• **TASK DETAILS**: Each line of the material below that holds the word "High" needs to be copied.

• **GIVEN INFORMATION**:
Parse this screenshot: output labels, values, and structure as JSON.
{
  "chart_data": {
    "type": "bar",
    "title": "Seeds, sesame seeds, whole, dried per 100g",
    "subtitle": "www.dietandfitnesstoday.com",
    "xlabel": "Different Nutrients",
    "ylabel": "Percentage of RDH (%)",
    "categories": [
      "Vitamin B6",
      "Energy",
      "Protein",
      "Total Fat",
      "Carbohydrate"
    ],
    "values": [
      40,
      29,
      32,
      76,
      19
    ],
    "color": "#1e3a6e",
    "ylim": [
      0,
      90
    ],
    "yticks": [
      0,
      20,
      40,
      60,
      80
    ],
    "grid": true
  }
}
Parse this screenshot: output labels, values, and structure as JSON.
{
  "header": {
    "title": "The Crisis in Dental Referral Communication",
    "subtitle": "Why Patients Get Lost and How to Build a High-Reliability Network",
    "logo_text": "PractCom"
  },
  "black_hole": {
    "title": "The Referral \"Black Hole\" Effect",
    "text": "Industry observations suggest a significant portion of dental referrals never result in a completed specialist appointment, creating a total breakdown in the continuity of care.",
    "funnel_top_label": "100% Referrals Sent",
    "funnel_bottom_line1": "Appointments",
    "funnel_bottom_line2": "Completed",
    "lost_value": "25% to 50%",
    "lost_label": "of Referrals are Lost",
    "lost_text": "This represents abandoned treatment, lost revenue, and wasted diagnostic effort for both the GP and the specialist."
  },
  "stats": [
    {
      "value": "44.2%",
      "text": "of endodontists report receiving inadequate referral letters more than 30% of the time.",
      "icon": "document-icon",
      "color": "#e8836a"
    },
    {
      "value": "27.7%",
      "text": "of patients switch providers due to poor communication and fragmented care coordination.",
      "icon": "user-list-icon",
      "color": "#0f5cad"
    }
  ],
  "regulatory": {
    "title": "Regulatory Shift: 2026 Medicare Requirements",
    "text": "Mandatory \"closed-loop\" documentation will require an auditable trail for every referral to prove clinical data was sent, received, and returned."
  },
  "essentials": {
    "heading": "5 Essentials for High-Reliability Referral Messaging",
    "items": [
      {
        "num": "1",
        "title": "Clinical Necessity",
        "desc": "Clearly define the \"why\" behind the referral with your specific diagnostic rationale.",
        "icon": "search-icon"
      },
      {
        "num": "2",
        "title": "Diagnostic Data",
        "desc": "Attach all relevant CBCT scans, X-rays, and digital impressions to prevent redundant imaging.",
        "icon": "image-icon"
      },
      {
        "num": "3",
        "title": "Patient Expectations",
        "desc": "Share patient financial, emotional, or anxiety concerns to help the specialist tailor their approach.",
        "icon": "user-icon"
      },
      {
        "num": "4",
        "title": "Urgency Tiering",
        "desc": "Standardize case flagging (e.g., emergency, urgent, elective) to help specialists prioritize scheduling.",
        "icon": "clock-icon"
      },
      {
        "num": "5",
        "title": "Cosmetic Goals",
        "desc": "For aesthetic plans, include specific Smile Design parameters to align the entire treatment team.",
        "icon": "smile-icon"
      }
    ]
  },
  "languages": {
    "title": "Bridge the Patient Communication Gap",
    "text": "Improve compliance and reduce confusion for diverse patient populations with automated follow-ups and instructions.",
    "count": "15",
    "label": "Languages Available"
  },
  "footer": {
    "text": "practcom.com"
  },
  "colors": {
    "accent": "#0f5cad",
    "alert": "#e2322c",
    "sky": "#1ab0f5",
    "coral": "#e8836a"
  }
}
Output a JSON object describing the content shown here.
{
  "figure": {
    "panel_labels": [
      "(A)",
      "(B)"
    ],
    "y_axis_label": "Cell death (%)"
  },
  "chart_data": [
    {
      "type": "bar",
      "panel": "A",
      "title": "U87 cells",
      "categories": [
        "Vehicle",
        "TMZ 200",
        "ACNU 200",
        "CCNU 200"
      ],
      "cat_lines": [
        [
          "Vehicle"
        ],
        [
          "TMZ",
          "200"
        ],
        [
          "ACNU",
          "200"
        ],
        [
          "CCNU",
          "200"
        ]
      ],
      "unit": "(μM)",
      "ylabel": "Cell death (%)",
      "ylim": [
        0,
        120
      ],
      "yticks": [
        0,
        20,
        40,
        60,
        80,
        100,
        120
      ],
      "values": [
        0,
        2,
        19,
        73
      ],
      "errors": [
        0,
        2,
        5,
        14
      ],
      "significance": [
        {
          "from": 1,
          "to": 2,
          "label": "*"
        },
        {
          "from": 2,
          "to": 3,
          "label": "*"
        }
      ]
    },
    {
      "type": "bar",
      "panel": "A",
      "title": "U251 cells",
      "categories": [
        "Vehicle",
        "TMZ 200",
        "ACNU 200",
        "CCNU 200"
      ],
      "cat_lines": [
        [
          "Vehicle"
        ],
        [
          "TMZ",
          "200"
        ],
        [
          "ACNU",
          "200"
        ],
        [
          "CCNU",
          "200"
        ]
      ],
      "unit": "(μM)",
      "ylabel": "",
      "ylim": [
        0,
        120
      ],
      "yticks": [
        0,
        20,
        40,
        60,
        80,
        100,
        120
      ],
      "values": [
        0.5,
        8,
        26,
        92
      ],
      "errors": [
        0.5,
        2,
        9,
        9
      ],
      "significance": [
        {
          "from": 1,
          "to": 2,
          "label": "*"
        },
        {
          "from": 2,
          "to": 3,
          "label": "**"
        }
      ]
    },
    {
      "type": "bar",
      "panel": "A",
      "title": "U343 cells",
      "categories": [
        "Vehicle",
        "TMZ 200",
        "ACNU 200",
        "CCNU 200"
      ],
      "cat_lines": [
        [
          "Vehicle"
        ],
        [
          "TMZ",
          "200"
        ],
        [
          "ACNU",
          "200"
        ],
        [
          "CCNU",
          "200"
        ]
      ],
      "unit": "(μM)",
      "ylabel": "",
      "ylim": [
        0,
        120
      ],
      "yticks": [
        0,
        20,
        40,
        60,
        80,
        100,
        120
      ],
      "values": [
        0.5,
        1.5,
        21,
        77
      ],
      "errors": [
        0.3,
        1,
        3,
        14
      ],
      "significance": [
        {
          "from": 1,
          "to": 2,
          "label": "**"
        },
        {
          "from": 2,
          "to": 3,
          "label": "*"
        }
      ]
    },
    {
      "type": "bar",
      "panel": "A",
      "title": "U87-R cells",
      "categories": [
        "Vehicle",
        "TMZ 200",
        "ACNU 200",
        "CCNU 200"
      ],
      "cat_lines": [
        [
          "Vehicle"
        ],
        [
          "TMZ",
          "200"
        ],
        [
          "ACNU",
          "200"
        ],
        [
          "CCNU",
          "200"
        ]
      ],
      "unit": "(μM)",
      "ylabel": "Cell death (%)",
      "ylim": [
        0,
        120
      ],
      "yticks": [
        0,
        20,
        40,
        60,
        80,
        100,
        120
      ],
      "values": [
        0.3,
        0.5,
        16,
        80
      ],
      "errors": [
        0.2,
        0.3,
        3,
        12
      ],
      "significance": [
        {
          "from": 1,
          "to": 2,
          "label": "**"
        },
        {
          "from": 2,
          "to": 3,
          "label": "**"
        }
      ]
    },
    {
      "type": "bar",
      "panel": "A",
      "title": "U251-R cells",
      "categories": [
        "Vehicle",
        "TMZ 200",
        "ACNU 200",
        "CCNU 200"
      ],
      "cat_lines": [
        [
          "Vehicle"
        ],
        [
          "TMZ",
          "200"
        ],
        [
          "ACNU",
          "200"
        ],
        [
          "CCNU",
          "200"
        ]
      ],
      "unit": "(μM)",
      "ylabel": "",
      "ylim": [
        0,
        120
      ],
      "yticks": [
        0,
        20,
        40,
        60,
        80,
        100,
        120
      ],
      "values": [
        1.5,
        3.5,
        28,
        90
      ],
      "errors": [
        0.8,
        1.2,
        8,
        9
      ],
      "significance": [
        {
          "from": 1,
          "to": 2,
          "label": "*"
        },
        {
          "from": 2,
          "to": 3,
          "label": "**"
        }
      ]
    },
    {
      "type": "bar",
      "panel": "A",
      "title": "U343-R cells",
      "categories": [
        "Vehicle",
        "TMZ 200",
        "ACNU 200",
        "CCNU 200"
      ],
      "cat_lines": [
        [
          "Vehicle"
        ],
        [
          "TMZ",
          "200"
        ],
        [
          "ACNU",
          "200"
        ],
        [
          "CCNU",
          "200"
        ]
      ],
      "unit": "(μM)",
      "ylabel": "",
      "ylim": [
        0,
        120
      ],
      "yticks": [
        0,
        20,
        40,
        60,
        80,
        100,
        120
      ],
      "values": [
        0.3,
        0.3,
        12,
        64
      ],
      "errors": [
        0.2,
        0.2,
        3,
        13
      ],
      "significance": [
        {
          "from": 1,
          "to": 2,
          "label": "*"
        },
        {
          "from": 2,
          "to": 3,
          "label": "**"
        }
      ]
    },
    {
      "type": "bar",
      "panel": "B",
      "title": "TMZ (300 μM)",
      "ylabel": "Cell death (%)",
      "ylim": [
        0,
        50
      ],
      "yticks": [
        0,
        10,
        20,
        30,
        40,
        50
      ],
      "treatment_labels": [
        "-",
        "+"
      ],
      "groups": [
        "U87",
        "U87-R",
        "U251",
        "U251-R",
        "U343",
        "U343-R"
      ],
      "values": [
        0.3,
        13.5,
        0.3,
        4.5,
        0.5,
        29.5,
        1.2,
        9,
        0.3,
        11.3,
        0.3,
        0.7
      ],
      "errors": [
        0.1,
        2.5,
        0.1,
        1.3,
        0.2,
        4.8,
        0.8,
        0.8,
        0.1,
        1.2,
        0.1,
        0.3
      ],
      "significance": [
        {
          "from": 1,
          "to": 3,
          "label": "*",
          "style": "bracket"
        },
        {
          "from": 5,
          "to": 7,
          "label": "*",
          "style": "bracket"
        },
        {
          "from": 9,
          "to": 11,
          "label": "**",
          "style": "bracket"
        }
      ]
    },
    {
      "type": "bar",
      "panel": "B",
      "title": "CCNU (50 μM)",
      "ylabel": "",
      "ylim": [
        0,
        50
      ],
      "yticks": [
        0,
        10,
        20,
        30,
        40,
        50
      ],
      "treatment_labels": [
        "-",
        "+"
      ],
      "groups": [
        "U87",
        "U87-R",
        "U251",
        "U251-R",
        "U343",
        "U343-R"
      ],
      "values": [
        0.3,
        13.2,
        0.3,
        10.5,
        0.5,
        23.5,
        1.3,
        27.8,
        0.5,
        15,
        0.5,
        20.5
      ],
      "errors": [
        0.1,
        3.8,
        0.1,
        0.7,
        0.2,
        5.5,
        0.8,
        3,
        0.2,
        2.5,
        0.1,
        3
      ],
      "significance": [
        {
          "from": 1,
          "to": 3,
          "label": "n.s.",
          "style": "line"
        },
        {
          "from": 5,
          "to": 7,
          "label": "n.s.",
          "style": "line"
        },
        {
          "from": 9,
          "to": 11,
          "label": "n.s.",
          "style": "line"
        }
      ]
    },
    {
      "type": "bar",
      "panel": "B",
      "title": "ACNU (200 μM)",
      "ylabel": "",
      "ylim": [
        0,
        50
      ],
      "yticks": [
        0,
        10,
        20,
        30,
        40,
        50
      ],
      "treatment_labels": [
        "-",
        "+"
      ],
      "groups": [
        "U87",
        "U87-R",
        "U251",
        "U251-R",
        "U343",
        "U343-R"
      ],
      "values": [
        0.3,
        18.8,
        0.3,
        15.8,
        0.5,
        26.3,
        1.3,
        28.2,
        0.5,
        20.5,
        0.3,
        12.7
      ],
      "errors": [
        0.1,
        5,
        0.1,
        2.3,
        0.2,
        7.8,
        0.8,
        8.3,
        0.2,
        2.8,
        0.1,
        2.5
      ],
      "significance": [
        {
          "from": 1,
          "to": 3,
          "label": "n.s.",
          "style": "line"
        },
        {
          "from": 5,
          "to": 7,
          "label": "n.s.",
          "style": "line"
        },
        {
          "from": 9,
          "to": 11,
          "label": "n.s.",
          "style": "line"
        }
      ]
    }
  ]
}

• **YOUR RESPONSE**:
    "subtitle": "Why Patients Get Lost and How to Build a High-Reliability Network",
    "heading": "5 Essentials for High-Reliability Referral Messaging",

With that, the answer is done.